▶ [TASK TO COMPLETE] Transcribe the records in full, keeping every character as it is.

BEGIN RECORDS FOR PROCESSING

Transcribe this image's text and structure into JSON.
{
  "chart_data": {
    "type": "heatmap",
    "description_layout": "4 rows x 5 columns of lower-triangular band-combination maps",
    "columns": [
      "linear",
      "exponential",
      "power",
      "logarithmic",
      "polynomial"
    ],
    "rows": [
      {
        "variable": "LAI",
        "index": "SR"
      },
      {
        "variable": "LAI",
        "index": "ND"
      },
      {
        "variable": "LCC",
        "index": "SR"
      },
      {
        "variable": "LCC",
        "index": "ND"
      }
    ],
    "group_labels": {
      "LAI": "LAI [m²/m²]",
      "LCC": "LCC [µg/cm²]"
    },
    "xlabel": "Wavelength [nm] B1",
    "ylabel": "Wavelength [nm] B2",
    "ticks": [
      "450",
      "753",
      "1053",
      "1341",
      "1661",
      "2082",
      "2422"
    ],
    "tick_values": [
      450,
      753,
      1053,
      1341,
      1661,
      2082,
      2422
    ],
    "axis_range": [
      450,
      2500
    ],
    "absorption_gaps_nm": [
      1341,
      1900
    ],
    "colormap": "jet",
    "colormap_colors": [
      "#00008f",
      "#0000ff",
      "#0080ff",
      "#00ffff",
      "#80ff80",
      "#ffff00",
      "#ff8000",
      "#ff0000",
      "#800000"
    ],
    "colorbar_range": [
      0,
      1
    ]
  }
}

END RECORDS FOR PROCESSING

▶ [RESULT FOR THIS EXERCISE]
Transcribe this image's text and structure into JSON.
{
  "chart_data": {
    "type": "heatmap",
    "description_layout": "4 rows x 5 columns of lower-triangular band-combination maps",
    "columns": [
      "linear",
      "exponential",
      "power",
      "logarithmic",
      "polynomial"
    ],
    "rows": [
      {
        "variable": "LAI",
        "index": "SR"
      },
      {
        "variable": "LAI",
        "index": "ND"
      },
      {
        "variable": "LCC",
        "index": "SR"
      },
      {
        "variable": "LCC",
        "index": "ND"
      }
    ],
    "group_labels": {
      "LAI": "LAI [m²/m²]",
      "LCC": "LCC [µg/cm²]"
    },
    "xlabel": "Wavelength [nm] B1",
    "ylabel": "Wavelength [nm] B2",
    "ticks": [
      "450",
      "753",
      "1053",
      "1341",
      "1661",
      "2082",
      "2422"
    ],
    "tick_values": [
      450,
      753,
      1053,
      1341,
      1661,
      2082,
      2422
    ],
    "axis_range": [
      450,
      2500
    ],
    "absorption_gaps_nm": [
      1341,
      1900
    ],
    "colormap": "jet",
    "colormap_colors": [
      "#00008f",
      "#0000ff",
      "#0080ff",
      "#00ffff",
      "#80ff80",
      "#ffff00",
      "#ff8000",
      "#ff0000",
      "#800000"
    ],
    "colorbar_range": [
      0,
      1
    ]
  }
}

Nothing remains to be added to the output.